* [AIM] Exactly the lines from the one containing "Output a JSON" through the final line of the listing are to be retyped, and nothing more.
+ + +
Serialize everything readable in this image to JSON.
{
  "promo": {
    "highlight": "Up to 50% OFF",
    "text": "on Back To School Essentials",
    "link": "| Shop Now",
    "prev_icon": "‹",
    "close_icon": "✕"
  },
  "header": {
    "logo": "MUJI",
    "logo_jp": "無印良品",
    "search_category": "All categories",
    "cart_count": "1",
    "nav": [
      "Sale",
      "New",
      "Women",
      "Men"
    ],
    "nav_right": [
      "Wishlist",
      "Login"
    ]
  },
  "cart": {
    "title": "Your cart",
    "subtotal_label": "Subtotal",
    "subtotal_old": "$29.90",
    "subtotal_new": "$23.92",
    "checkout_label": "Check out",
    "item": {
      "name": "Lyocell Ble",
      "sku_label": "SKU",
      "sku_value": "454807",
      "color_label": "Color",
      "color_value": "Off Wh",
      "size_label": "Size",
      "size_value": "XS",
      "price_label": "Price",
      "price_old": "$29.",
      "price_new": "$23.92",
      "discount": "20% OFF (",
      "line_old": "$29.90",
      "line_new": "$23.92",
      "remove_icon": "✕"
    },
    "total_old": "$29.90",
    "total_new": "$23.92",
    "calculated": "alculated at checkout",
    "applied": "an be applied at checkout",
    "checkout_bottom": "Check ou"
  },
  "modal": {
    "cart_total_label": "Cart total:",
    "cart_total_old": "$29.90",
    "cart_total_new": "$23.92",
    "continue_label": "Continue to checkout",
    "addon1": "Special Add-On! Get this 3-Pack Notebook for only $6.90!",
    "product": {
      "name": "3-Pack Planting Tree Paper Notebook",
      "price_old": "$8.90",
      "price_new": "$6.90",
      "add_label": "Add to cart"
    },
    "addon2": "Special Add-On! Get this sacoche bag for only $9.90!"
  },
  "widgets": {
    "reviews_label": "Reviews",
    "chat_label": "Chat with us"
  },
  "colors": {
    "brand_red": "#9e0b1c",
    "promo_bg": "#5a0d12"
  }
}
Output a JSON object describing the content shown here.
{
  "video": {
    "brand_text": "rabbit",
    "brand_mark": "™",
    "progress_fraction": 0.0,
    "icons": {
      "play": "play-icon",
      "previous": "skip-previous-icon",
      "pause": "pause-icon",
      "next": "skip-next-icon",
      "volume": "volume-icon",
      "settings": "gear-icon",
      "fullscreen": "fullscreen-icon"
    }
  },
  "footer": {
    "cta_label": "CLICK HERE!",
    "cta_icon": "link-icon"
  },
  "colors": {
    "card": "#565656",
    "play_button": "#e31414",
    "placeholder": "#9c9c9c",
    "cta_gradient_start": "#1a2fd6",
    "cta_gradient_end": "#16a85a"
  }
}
+ + +
* [WRITTEN RESPONSE]
Output a JSON object describing the content shown here.
{
  "video": {
    "brand_text": "rabbit",
    "brand_mark": "™",
    "progress_fraction": 0.0,
    "icons": {
      "play": "play-icon",
      "previous": "skip-previous-icon",
      "pause": "pause-icon",
      "next": "skip-next-icon",
      "volume": "volume-icon",
      "settings": "gear-icon",
      "fullscreen": "fullscreen-icon"
    }
  },
  "footer": {
    "cta_label": "CLICK HERE!",
    "cta_icon": "link-icon"
  },
  "colors": {
    "card": "#565656",
    "play_button": "#e31414",
    "placeholder": "#9c9c9c",
    "cta_gradient_start": "#1a2fd6",
    "cta_gradient_end": "#16a85a"
  }
}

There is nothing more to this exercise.